▶ [THE REQUEST]: Only the pictures are left out: repeat the rest of the entries exactly.

▶ [PROVIDED MATERIAL]:
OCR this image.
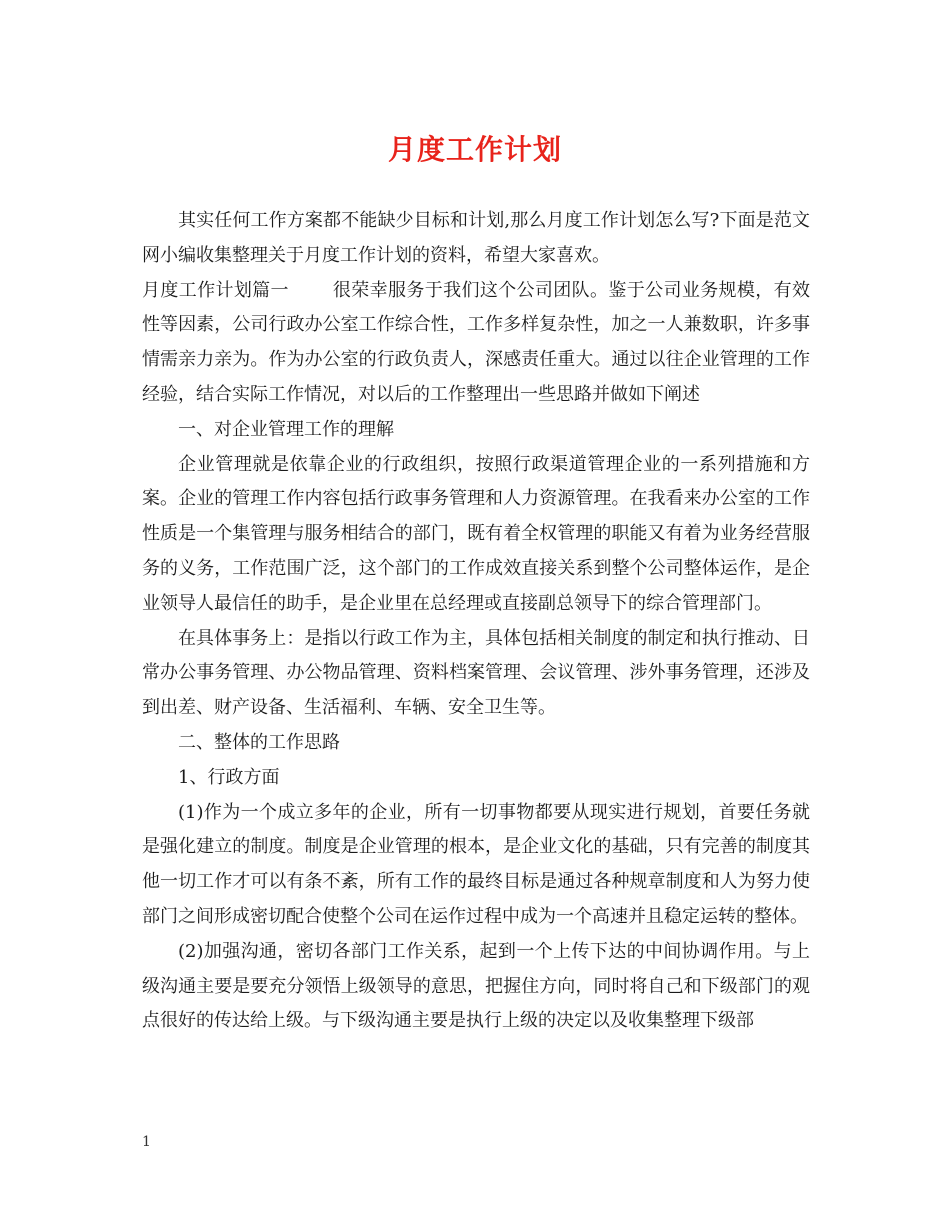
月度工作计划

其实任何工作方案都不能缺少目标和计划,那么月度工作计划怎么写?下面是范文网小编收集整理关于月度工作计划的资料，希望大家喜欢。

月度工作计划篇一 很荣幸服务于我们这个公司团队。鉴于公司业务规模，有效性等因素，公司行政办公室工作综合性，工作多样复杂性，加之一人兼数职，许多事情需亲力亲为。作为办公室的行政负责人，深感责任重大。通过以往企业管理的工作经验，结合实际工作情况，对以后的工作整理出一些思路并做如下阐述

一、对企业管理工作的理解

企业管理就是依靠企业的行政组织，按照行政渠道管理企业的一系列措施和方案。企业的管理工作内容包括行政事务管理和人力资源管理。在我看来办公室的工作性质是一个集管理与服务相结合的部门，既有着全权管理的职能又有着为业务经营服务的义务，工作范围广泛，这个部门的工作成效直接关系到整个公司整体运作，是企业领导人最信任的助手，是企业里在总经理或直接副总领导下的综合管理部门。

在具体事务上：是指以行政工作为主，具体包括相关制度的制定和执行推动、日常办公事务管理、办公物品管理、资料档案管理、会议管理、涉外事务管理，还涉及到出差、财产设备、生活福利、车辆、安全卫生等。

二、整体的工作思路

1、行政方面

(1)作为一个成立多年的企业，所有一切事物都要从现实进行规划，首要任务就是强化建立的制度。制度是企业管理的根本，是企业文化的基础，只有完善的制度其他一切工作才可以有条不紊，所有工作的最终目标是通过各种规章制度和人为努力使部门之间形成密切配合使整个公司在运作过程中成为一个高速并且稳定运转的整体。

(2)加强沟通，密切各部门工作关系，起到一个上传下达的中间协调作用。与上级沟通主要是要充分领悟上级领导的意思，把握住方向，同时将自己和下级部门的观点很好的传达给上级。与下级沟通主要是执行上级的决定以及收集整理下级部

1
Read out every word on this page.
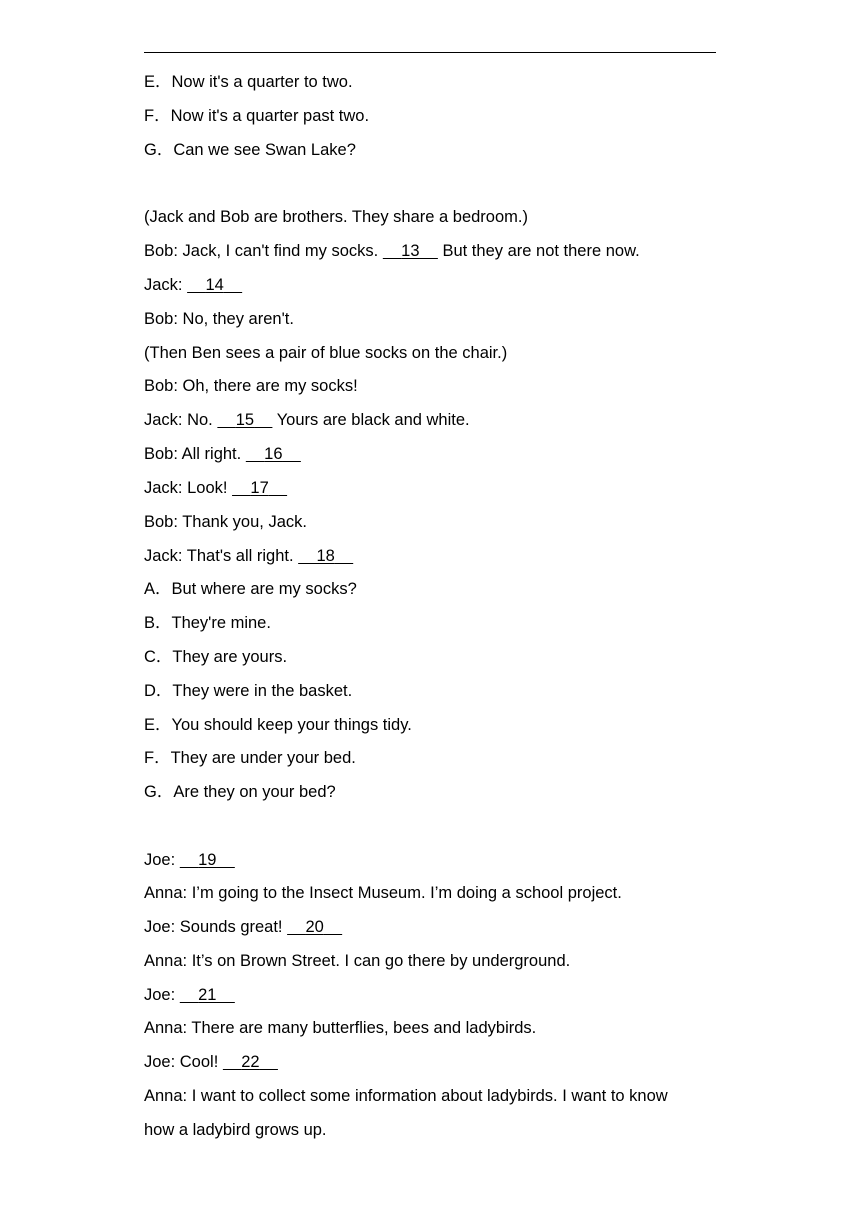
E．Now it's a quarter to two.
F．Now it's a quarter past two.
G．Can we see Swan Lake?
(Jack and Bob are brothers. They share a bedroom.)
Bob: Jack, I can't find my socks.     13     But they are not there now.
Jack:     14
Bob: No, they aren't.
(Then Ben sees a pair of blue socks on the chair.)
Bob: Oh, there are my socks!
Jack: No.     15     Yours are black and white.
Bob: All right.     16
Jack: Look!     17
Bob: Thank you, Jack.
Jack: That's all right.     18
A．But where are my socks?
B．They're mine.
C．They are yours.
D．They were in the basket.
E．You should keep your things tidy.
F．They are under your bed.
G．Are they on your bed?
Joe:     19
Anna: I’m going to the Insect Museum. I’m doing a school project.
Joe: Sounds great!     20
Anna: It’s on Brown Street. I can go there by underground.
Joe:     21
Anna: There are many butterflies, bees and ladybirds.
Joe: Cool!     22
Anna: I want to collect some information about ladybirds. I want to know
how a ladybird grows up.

▶ [ANSWER TO THE PROBLEM]:
OCR this image.
月度工作计划

其实任何工作方案都不能缺少目标和计划,那么月度工作计划怎么写?下面是范文网小编收集整理关于月度工作计划的资料，希望大家喜欢。

月度工作计划篇一 很荣幸服务于我们这个公司团队。鉴于公司业务规模，有效性等因素，公司行政办公室工作综合性，工作多样复杂性，加之一人兼数职，许多事情需亲力亲为。作为办公室的行政负责人，深感责任重大。通过以往企业管理的工作经验，结合实际工作情况，对以后的工作整理出一些思路并做如下阐述

一、对企业管理工作的理解

企业管理就是依靠企业的行政组织，按照行政渠道管理企业的一系列措施和方案。企业的管理工作内容包括行政事务管理和人力资源管理。在我看来办公室的工作性质是一个集管理与服务相结合的部门，既有着全权管理的职能又有着为业务经营服务的义务，工作范围广泛，这个部门的工作成效直接关系到整个公司整体运作，是企业领导人最信任的助手，是企业里在总经理或直接副总领导下的综合管理部门。

在具体事务上：是指以行政工作为主，具体包括相关制度的制定和执行推动、日常办公事务管理、办公物品管理、资料档案管理、会议管理、涉外事务管理，还涉及到出差、财产设备、生活福利、车辆、安全卫生等。

二、整体的工作思路

1、行政方面

(1)作为一个成立多年的企业，所有一切事物都要从现实进行规划，首要任务就是强化建立的制度。制度是企业管理的根本，是企业文化的基础，只有完善的制度其他一切工作才可以有条不紊，所有工作的最终目标是通过各种规章制度和人为努力使部门之间形成密切配合使整个公司在运作过程中成为一个高速并且稳定运转的整体。

(2)加强沟通，密切各部门工作关系，起到一个上传下达的中间协调作用。与上级沟通主要是要充分领悟上级领导的意思，把握住方向，同时将自己和下级部门的观点很好的传达给上级。与下级沟通主要是执行上级的决定以及收集整理下级部

1
Read out every word on this page.
E．Now it's a quarter to two.
F．Now it's a quarter past two.
G．Can we see Swan Lake?
(Jack and Bob are brothers. They share a bedroom.)
Bob: Jack, I can't find my socks.     13     But they are not there now.
Jack:     14
Bob: No, they aren't.
(Then Ben sees a pair of blue socks on the chair.)
Bob: Oh, there are my socks!
Jack: No.     15     Yours are black and white.
Bob: All right.     16
Jack: Look!     17
Bob: Thank you, Jack.
Jack: That's all right.     18
A．But where are my socks?
B．They're mine.
C．They are yours.
D．They were in the basket.
E．You should keep your things tidy.
F．They are under your bed.
G．Are they on your bed?
Joe:     19
Anna: I’m going to the Insect Museum. I’m doing a school project.
Joe: Sounds great!     20
Anna: It’s on Brown Street. I can go there by underground.
Joe:     21
Anna: There are many butterflies, bees and ladybirds.
Joe: Cool!     22
Anna: I want to collect some information about ladybirds. I want to know
how a ladybird grows up.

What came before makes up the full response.